What you will do
Restate the whole listing word for word. Pictures are left out.

Task input
= = =

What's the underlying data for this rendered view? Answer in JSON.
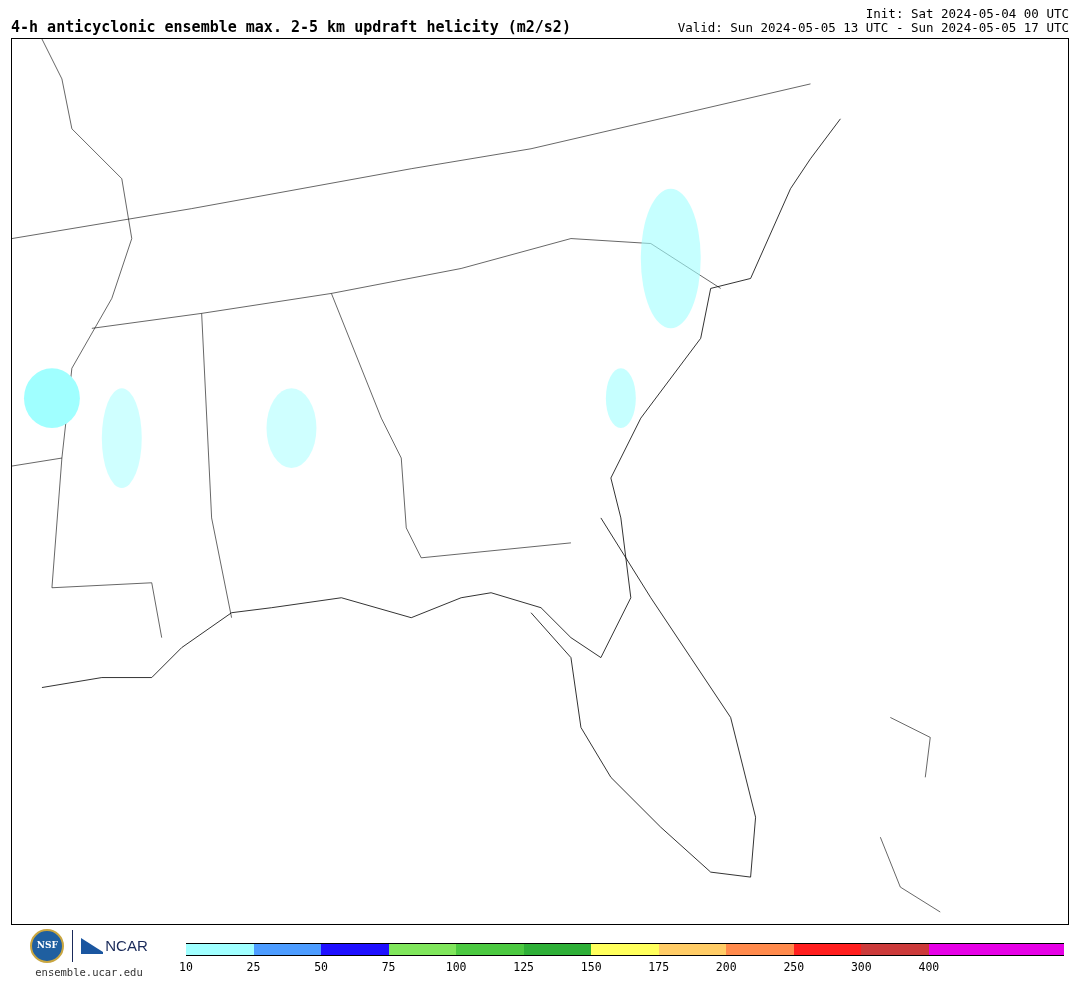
{
  "title": "4-h anticyclonic ensemble max. 2-5 km updraft helicity (m2/s2)",
  "init": "Init: Sat 2024-05-04 00 UTC",
  "valid": "Valid: Sun 2024-05-05 13 UTC - Sun 2024-05-05 17 UTC",
  "footer": {
    "nsf_logo": "NSF",
    "ncar_logo": "NCAR",
    "site": "ensemble.ucar.edu"
  },
  "legend": {
    "segments": [
      {
        "label": "10",
        "color": "#a0ffff"
      },
      {
        "label": "25",
        "color": "#4c9cff"
      },
      {
        "label": "50",
        "color": "#1e0fff"
      },
      {
        "label": "75",
        "color": "#80e65c"
      },
      {
        "label": "100",
        "color": "#4cc941"
      },
      {
        "label": "125",
        "color": "#2eaf37"
      },
      {
        "label": "150",
        "color": "#ffff5c"
      },
      {
        "label": "175",
        "color": "#ffcc66"
      },
      {
        "label": "200",
        "color": "#ff8a4c"
      },
      {
        "label": "250",
        "color": "#ff1e1e"
      },
      {
        "label": "300",
        "color": "#cc3a3a"
      },
      {
        "label": "400",
        "color": "#e600e6"
      },
      {
        "color": "#e600e6"
      }
    ]
  }
}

= = =

Solution
What's the underlying data for this rendered view? Answer in JSON.
{
  "title": "4-h anticyclonic ensemble max. 2-5 km updraft helicity (m2/s2)",
  "init": "Init: Sat 2024-05-04 00 UTC",
  "valid": "Valid: Sun 2024-05-05 13 UTC - Sun 2024-05-05 17 UTC",
  "footer": {
    "nsf_logo": "NSF",
    "ncar_logo": "NCAR",
    "site": "ensemble.ucar.edu"
  },
  "legend": {
    "segments": [
      {
        "label": "10",
        "color": "#a0ffff"
      },
      {
        "label": "25",
        "color": "#4c9cff"
      },
      {
        "label": "50",
        "color": "#1e0fff"
      },
      {
        "label": "75",
        "color": "#80e65c"
      },
      {
        "label": "100",
        "color": "#4cc941"
      },
      {
        "label": "125",
        "color": "#2eaf37"
      },
      {
        "label": "150",
        "color": "#ffff5c"
      },
      {
        "label": "175",
        "color": "#ffcc66"
      },
      {
        "label": "200",
        "color": "#ff8a4c"
      },
      {
        "label": "250",
        "color": "#ff1e1e"
      },
      {
        "label": "300",
        "color": "#cc3a3a"
      },
      {
        "label": "400",
        "color": "#e600e6"
      },
      {
        "color": "#e600e6"
      }
    ]
  }
}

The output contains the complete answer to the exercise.